Required work: Quote all entries in full, exactly.

Supplied records:

/---

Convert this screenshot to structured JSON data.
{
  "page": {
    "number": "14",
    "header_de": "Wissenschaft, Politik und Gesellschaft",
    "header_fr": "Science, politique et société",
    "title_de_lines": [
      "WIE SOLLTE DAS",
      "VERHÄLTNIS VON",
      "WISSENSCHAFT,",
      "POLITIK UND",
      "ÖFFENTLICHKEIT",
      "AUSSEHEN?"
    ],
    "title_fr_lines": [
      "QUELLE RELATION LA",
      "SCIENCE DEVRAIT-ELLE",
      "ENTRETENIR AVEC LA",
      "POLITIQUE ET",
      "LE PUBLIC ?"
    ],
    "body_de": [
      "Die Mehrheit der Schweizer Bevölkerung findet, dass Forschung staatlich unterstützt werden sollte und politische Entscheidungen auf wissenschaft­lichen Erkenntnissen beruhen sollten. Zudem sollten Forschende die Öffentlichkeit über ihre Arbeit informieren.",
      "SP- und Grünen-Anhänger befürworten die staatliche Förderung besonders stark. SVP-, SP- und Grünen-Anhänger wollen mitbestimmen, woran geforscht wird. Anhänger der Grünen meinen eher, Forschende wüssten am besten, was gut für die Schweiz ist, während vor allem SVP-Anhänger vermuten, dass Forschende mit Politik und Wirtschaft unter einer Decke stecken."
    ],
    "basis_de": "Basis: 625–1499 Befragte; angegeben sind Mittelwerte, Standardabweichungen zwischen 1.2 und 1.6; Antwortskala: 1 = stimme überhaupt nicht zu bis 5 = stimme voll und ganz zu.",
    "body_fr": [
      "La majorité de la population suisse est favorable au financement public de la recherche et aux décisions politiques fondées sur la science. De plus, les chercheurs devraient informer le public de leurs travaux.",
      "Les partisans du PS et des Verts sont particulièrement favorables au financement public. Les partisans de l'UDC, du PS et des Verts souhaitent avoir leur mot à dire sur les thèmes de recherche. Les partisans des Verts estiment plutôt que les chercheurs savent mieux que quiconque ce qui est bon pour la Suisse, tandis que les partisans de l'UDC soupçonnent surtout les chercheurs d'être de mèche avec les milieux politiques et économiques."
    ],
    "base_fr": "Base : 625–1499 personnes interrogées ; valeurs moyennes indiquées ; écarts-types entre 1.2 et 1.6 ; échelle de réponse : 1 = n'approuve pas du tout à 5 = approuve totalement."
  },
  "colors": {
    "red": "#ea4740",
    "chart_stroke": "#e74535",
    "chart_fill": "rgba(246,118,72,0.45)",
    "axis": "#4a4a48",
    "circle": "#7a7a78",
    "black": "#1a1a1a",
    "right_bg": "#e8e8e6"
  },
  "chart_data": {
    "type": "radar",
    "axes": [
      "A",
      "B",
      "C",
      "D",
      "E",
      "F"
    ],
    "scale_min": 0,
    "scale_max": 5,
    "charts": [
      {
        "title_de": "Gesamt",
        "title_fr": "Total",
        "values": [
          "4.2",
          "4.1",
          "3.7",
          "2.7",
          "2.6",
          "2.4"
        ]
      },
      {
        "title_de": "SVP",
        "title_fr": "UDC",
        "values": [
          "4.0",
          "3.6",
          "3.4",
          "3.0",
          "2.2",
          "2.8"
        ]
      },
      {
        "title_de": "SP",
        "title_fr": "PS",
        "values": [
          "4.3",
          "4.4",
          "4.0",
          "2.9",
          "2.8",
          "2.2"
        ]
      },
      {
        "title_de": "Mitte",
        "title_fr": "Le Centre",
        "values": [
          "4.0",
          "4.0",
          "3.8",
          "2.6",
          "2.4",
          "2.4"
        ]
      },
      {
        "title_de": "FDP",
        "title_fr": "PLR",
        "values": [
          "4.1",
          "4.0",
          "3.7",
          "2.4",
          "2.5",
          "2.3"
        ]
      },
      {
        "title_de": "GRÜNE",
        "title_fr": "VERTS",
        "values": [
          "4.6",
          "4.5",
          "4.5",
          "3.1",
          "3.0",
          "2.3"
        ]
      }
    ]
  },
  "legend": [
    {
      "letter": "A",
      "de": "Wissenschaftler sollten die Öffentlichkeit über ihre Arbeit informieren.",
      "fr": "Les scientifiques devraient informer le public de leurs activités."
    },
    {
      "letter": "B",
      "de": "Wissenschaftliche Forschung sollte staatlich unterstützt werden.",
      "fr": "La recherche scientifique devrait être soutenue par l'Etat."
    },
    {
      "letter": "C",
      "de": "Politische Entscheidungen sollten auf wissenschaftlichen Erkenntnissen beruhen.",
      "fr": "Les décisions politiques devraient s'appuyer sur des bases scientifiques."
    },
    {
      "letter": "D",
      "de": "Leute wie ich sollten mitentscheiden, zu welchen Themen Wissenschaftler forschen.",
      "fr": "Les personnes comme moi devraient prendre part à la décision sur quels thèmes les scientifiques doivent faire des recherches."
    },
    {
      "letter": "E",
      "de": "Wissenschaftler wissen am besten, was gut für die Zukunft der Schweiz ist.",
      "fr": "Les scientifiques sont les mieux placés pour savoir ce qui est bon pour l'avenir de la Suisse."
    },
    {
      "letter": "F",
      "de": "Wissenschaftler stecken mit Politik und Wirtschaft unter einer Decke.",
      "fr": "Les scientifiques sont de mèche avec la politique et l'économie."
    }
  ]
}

\---

Solution below:
Convert this screenshot to structured JSON data.
{
  "page": {
    "number": "14",
    "header_de": "Wissenschaft, Politik und Gesellschaft",
    "header_fr": "Science, politique et société",
    "title_de_lines": [
      "WIE SOLLTE DAS",
      "VERHÄLTNIS VON",
      "WISSENSCHAFT,",
      "POLITIK UND",
      "ÖFFENTLICHKEIT",
      "AUSSEHEN?"
    ],
    "title_fr_lines": [
      "QUELLE RELATION LA",
      "SCIENCE DEVRAIT-ELLE",
      "ENTRETENIR AVEC LA",
      "POLITIQUE ET",
      "LE PUBLIC ?"
    ],
    "body_de": [
      "Die Mehrheit der Schweizer Bevölkerung findet, dass Forschung staatlich unterstützt werden sollte und politische Entscheidungen auf wissenschaft­lichen Erkenntnissen beruhen sollten. Zudem sollten Forschende die Öffentlichkeit über ihre Arbeit informieren.",
      "SP- und Grünen-Anhänger befürworten die staatliche Förderung besonders stark. SVP-, SP- und Grünen-Anhänger wollen mitbestimmen, woran geforscht wird. Anhänger der Grünen meinen eher, Forschende wüssten am besten, was gut für die Schweiz ist, während vor allem SVP-Anhänger vermuten, dass Forschende mit Politik und Wirtschaft unter einer Decke stecken."
    ],
    "basis_de": "Basis: 625–1499 Befragte; angegeben sind Mittelwerte, Standardabweichungen zwischen 1.2 und 1.6; Antwortskala: 1 = stimme überhaupt nicht zu bis 5 = stimme voll und ganz zu.",
    "body_fr": [
      "La majorité de la population suisse est favorable au financement public de la recherche et aux décisions politiques fondées sur la science. De plus, les chercheurs devraient informer le public de leurs travaux.",
      "Les partisans du PS et des Verts sont particulièrement favorables au financement public. Les partisans de l'UDC, du PS et des Verts souhaitent avoir leur mot à dire sur les thèmes de recherche. Les partisans des Verts estiment plutôt que les chercheurs savent mieux que quiconque ce qui est bon pour la Suisse, tandis que les partisans de l'UDC soupçonnent surtout les chercheurs d'être de mèche avec les milieux politiques et économiques."
    ],
    "base_fr": "Base : 625–1499 personnes interrogées ; valeurs moyennes indiquées ; écarts-types entre 1.2 et 1.6 ; échelle de réponse : 1 = n'approuve pas du tout à 5 = approuve totalement."
  },
  "colors": {
    "red": "#ea4740",
    "chart_stroke": "#e74535",
    "chart_fill": "rgba(246,118,72,0.45)",
    "axis": "#4a4a48",
    "circle": "#7a7a78",
    "black": "#1a1a1a",
    "right_bg": "#e8e8e6"
  },
  "chart_data": {
    "type": "radar",
    "axes": [
      "A",
      "B",
      "C",
      "D",
      "E",
      "F"
    ],
    "scale_min": 0,
    "scale_max": 5,
    "charts": [
      {
        "title_de": "Gesamt",
        "title_fr": "Total",
        "values": [
          "4.2",
          "4.1",
          "3.7",
          "2.7",
          "2.6",
          "2.4"
        ]
      },
      {
        "title_de": "SVP",
        "title_fr": "UDC",
        "values": [
          "4.0",
          "3.6",
          "3.4",
          "3.0",
          "2.2",
          "2.8"
        ]
      },
      {
        "title_de": "SP",
        "title_fr": "PS",
        "values": [
          "4.3",
          "4.4",
          "4.0",
          "2.9",
          "2.8",
          "2.2"
        ]
      },
      {
        "title_de": "Mitte",
        "title_fr": "Le Centre",
        "values": [
          "4.0",
          "4.0",
          "3.8",
          "2.6",
          "2.4",
          "2.4"
        ]
      },
      {
        "title_de": "FDP",
        "title_fr": "PLR",
        "values": [
          "4.1",
          "4.0",
          "3.7",
          "2.4",
          "2.5",
          "2.3"
        ]
      },
      {
        "title_de": "GRÜNE",
        "title_fr": "VERTS",
        "values": [
          "4.6",
          "4.5",
          "4.5",
          "3.1",
          "3.0",
          "2.3"
        ]
      }
    ]
  },
  "legend": [
    {
      "letter": "A",
      "de": "Wissenschaftler sollten die Öffentlichkeit über ihre Arbeit informieren.",
      "fr": "Les scientifiques devraient informer le public de leurs activités."
    },
    {
      "letter": "B",
      "de": "Wissenschaftliche Forschung sollte staatlich unterstützt werden.",
      "fr": "La recherche scientifique devrait être soutenue par l'Etat."
    },
    {
      "letter": "C",
      "de": "Politische Entscheidungen sollten auf wissenschaftlichen Erkenntnissen beruhen.",
      "fr": "Les décisions politiques devraient s'appuyer sur des bases scientifiques."
    },
    {
      "letter": "D",
      "de": "Leute wie ich sollten mitentscheiden, zu welchen Themen Wissenschaftler forschen.",
      "fr": "Les personnes comme moi devraient prendre part à la décision sur quels thèmes les scientifiques doivent faire des recherches."
    },
    {
      "letter": "E",
      "de": "Wissenschaftler wissen am besten, was gut für die Zukunft der Schweiz ist.",
      "fr": "Les scientifiques sont les mieux placés pour savoir ce qui est bon pour l'avenir de la Suisse."
    },
    {
      "letter": "F",
      "de": "Wissenschaftler stecken mit Politik und Wirtschaft unter einer Decke.",
      "fr": "Les scientifiques sont de mèche avec la politique et l'économie."
    }
  ]
}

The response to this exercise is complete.